Identify the lines that contain the string "text" and copy all of them.
=== DATA RECORDS ===
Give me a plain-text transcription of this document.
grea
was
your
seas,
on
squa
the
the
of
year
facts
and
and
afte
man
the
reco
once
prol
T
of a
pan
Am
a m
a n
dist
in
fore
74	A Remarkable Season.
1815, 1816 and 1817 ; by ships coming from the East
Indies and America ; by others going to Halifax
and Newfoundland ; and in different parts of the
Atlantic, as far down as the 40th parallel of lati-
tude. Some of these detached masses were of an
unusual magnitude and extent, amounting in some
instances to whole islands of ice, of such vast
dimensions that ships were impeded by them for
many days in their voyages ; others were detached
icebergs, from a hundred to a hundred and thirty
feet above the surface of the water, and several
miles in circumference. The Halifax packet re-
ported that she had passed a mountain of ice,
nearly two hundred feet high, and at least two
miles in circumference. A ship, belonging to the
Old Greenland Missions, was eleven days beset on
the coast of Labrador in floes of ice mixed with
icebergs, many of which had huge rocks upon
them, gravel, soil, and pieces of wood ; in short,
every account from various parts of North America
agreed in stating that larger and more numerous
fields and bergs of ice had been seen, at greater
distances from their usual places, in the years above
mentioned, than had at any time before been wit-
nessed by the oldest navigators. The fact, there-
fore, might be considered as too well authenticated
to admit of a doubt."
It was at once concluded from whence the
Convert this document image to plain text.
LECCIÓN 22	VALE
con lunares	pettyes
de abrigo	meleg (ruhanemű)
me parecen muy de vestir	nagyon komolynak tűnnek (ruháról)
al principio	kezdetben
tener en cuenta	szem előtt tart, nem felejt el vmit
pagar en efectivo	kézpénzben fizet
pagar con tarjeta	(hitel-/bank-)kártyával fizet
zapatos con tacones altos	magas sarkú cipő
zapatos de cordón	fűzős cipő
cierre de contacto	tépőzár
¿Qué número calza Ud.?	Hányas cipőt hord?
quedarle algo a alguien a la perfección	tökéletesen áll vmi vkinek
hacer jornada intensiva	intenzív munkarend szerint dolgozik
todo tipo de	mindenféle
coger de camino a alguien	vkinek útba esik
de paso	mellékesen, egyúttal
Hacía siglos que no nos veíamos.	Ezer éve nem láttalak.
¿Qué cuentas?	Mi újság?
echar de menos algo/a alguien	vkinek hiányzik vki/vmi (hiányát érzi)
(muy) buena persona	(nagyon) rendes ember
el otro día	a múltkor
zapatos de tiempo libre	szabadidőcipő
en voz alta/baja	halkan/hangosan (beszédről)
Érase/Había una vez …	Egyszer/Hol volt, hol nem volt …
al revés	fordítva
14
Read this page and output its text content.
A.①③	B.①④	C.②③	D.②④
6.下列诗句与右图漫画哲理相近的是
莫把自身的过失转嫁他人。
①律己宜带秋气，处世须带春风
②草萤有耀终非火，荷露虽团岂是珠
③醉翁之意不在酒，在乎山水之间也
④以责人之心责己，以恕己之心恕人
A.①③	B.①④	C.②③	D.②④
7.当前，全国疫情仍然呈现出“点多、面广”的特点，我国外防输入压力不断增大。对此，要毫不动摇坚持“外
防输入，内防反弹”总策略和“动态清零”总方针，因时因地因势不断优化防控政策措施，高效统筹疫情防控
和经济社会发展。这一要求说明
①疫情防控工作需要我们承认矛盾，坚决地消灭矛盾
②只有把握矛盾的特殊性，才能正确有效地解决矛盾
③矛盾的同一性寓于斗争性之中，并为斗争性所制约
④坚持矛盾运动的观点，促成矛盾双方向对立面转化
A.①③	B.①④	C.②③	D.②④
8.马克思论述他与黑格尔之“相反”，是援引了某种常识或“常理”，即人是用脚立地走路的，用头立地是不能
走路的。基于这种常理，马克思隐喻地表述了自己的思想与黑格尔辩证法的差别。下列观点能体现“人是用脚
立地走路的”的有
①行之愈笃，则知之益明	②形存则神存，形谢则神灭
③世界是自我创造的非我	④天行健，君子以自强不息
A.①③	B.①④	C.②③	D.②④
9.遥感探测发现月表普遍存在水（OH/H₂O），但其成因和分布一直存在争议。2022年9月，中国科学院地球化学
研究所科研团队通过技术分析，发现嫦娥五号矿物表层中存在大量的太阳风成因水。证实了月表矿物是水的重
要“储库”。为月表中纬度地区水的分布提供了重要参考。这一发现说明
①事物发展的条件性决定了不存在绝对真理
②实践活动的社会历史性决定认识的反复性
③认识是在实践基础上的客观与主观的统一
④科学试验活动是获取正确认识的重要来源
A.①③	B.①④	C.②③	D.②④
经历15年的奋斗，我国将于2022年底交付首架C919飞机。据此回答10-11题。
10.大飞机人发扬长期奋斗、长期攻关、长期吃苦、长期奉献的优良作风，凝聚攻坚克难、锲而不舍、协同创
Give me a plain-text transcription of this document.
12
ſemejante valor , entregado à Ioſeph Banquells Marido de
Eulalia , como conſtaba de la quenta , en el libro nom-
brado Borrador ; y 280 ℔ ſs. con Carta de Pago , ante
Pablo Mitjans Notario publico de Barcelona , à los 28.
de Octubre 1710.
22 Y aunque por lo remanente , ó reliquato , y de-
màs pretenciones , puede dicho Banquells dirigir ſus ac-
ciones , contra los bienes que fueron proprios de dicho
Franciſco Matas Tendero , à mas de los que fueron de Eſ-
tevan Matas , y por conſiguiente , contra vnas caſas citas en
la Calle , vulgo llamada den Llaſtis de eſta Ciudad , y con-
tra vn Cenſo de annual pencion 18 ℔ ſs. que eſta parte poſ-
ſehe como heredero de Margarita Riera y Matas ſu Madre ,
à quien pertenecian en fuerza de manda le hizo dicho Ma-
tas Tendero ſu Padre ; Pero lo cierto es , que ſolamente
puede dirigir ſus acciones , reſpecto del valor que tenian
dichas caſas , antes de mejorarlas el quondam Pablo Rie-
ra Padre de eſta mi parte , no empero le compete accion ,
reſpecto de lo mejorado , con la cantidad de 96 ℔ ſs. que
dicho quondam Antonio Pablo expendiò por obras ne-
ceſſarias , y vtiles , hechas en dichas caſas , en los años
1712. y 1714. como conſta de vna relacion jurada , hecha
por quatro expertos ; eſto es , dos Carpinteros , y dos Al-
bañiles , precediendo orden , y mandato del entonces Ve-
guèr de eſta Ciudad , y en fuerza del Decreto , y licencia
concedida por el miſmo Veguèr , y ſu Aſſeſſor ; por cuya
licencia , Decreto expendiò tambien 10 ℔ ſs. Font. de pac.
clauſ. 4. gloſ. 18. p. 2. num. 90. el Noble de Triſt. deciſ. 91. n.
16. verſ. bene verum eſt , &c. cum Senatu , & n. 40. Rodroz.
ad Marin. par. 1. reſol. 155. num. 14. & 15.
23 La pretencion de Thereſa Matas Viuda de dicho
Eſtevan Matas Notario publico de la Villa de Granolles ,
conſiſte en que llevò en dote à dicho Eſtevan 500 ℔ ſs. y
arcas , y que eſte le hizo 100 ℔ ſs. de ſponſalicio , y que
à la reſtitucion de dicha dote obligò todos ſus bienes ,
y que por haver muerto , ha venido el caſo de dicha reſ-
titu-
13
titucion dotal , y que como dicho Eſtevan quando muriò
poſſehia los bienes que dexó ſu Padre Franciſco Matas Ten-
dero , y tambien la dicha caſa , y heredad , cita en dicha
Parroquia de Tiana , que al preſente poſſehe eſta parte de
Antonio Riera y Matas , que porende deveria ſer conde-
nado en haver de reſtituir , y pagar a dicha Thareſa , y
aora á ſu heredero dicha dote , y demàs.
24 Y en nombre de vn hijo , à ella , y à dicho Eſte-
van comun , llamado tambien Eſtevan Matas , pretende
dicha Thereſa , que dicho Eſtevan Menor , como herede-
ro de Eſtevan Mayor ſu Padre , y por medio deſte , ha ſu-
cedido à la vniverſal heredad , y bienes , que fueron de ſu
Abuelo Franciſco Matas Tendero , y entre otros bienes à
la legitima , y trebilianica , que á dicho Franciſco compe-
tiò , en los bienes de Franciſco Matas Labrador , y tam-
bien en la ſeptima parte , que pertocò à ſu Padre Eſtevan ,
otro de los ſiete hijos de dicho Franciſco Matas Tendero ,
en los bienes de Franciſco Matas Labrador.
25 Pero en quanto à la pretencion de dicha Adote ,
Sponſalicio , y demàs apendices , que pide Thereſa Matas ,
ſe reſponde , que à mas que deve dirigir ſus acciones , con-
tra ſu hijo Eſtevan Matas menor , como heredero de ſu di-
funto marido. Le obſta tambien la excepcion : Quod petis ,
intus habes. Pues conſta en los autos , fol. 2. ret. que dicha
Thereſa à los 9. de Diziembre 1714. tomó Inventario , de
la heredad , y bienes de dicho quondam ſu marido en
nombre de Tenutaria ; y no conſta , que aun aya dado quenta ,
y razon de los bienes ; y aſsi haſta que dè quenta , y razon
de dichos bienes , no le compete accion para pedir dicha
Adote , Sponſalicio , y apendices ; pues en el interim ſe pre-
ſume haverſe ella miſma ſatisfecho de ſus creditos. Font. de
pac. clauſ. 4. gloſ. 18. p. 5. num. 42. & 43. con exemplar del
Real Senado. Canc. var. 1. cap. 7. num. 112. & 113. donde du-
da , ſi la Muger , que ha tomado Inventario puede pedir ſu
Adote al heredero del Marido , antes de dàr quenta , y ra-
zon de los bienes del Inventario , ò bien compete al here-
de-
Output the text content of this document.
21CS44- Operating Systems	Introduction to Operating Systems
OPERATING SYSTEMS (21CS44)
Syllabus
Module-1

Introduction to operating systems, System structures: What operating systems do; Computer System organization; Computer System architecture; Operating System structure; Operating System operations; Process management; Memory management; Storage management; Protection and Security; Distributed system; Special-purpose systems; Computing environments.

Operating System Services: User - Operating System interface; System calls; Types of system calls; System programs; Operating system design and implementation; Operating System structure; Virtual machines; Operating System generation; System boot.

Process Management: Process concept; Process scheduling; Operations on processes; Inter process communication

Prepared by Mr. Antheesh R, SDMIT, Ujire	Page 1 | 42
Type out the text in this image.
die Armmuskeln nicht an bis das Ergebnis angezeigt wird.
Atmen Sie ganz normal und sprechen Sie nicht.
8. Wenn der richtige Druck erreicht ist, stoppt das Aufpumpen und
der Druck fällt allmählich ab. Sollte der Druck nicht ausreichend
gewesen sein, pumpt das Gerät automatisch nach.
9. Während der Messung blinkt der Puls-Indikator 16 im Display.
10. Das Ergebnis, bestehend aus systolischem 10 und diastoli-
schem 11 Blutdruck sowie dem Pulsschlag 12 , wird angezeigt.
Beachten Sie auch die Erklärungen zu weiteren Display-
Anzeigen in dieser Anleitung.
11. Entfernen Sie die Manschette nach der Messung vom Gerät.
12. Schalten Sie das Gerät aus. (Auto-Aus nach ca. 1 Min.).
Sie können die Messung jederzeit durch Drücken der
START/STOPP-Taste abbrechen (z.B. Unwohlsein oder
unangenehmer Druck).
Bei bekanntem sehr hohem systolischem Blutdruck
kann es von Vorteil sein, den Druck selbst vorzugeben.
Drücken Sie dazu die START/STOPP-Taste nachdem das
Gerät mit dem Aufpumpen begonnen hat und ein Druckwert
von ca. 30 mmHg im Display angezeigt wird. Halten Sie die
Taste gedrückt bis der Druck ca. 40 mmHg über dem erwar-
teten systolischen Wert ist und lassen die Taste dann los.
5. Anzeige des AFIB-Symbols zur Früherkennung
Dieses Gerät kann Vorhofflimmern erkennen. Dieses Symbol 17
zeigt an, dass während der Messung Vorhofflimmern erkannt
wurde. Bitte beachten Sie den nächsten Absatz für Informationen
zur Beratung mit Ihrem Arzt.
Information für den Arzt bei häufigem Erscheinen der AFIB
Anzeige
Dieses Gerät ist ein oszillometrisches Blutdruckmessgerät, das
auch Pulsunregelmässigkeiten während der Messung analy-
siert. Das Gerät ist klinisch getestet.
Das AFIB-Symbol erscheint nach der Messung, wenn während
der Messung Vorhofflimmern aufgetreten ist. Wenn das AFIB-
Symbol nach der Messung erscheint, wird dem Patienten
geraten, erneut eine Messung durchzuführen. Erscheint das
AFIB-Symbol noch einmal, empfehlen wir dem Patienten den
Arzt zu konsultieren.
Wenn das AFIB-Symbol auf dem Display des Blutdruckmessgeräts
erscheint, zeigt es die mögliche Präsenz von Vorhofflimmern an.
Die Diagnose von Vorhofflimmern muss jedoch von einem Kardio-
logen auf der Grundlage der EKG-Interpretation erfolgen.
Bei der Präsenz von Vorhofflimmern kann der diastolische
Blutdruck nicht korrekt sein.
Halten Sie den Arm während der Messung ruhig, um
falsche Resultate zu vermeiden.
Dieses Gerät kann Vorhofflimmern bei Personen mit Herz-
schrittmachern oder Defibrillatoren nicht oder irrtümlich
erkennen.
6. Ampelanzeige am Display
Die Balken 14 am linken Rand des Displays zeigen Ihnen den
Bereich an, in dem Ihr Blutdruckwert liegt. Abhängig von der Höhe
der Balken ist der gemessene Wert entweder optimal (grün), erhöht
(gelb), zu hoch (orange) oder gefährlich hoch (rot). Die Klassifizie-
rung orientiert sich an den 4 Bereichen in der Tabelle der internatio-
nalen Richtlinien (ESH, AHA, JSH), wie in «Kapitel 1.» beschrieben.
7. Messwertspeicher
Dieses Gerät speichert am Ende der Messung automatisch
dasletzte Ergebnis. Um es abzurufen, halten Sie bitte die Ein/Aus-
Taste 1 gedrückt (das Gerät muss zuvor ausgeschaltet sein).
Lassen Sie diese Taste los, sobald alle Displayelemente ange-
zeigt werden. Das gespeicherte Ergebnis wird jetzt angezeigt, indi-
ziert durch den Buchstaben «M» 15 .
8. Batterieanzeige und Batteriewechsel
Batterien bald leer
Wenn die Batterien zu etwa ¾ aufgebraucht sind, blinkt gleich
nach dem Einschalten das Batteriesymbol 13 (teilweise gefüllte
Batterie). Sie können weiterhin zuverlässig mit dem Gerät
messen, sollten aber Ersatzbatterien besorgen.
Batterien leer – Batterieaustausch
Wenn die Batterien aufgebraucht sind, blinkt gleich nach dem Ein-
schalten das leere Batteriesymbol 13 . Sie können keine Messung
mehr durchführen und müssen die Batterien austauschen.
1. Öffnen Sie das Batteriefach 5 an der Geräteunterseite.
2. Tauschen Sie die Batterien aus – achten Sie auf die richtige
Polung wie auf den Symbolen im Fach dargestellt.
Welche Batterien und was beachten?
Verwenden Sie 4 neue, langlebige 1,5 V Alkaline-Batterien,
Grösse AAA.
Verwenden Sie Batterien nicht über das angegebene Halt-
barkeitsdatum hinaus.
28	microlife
===
*COMPLETED EXERCISE*.
Give me a plain-text transcription of this document.
Convert this document image to plain text.
Read this page and output its text content.
Give me a plain-text transcription of this document.
Output the text content of this document.
Type out the text in this image.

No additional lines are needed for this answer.